# What is expected
Pictures in the data below are not part of the copy; transcribe everything else exactly.

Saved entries
◆ ◆ ◆ ◆ ◆ ◆ ◆
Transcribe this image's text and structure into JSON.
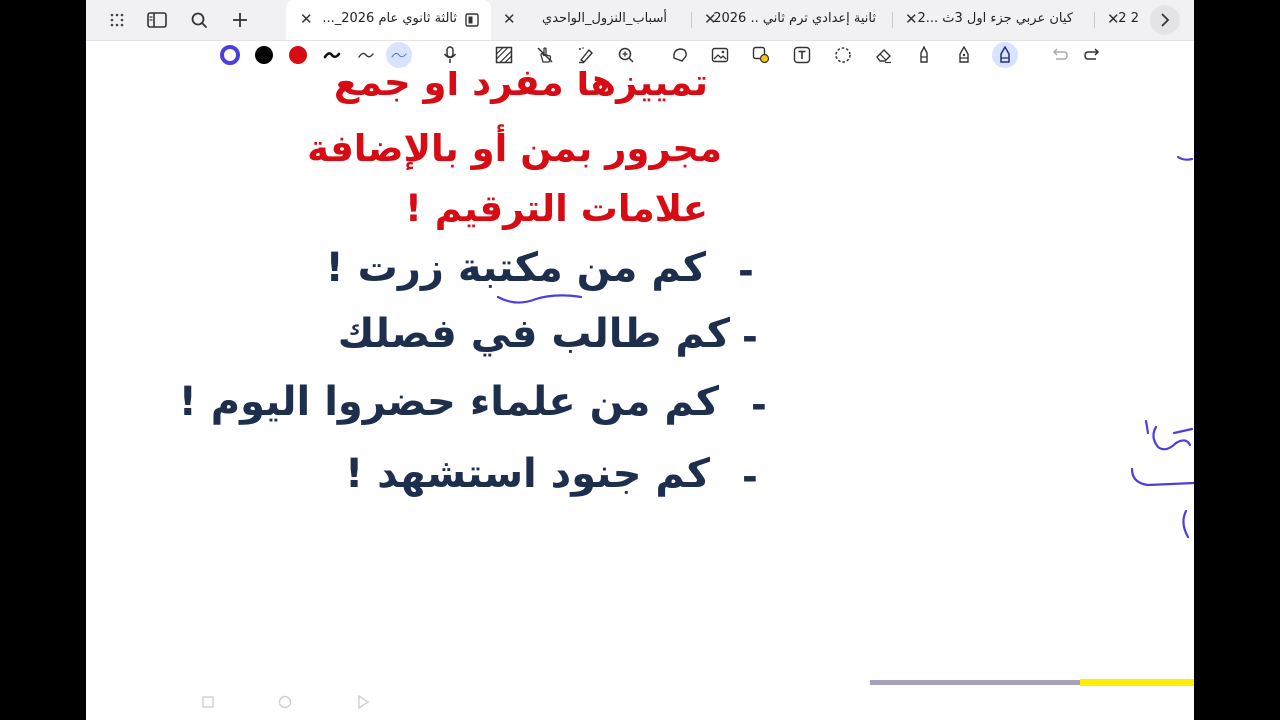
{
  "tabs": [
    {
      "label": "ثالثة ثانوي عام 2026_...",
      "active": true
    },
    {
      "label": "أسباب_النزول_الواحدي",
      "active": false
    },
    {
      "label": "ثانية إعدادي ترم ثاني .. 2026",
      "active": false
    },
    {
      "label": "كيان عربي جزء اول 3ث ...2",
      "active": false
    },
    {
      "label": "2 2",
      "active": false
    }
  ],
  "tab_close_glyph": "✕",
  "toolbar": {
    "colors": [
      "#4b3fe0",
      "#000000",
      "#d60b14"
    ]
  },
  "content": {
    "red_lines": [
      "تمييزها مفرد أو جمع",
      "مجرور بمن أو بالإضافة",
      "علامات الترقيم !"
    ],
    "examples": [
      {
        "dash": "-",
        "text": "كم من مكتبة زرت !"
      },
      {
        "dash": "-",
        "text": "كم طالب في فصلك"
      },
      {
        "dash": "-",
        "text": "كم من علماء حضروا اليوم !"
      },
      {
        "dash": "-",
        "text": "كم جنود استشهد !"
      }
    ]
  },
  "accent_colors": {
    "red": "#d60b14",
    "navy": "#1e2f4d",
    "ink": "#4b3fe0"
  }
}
◆ ◆ ◆ ◆ ◆ ◆ ◆
# Exercise answer
Transcribe this image's text and structure into JSON.
{
  "tabs": [
    {
      "label": "ثالثة ثانوي عام 2026_...",
      "active": true
    },
    {
      "label": "أسباب_النزول_الواحدي",
      "active": false
    },
    {
      "label": "ثانية إعدادي ترم ثاني .. 2026",
      "active": false
    },
    {
      "label": "كيان عربي جزء اول 3ث ...2",
      "active": false
    },
    {
      "label": "2 2",
      "active": false
    }
  ],
  "tab_close_glyph": "✕",
  "toolbar": {
    "colors": [
      "#4b3fe0",
      "#000000",
      "#d60b14"
    ]
  },
  "content": {
    "red_lines": [
      "تمييزها مفرد أو جمع",
      "مجرور بمن أو بالإضافة",
      "علامات الترقيم !"
    ],
    "examples": [
      {
        "dash": "-",
        "text": "كم من مكتبة زرت !"
      },
      {
        "dash": "-",
        "text": "كم طالب في فصلك"
      },
      {
        "dash": "-",
        "text": "كم من علماء حضروا اليوم !"
      },
      {
        "dash": "-",
        "text": "كم جنود استشهد !"
      }
    ]
  },
  "accent_colors": {
    "red": "#d60b14",
    "navy": "#1e2f4d",
    "ink": "#4b3fe0"
  }
}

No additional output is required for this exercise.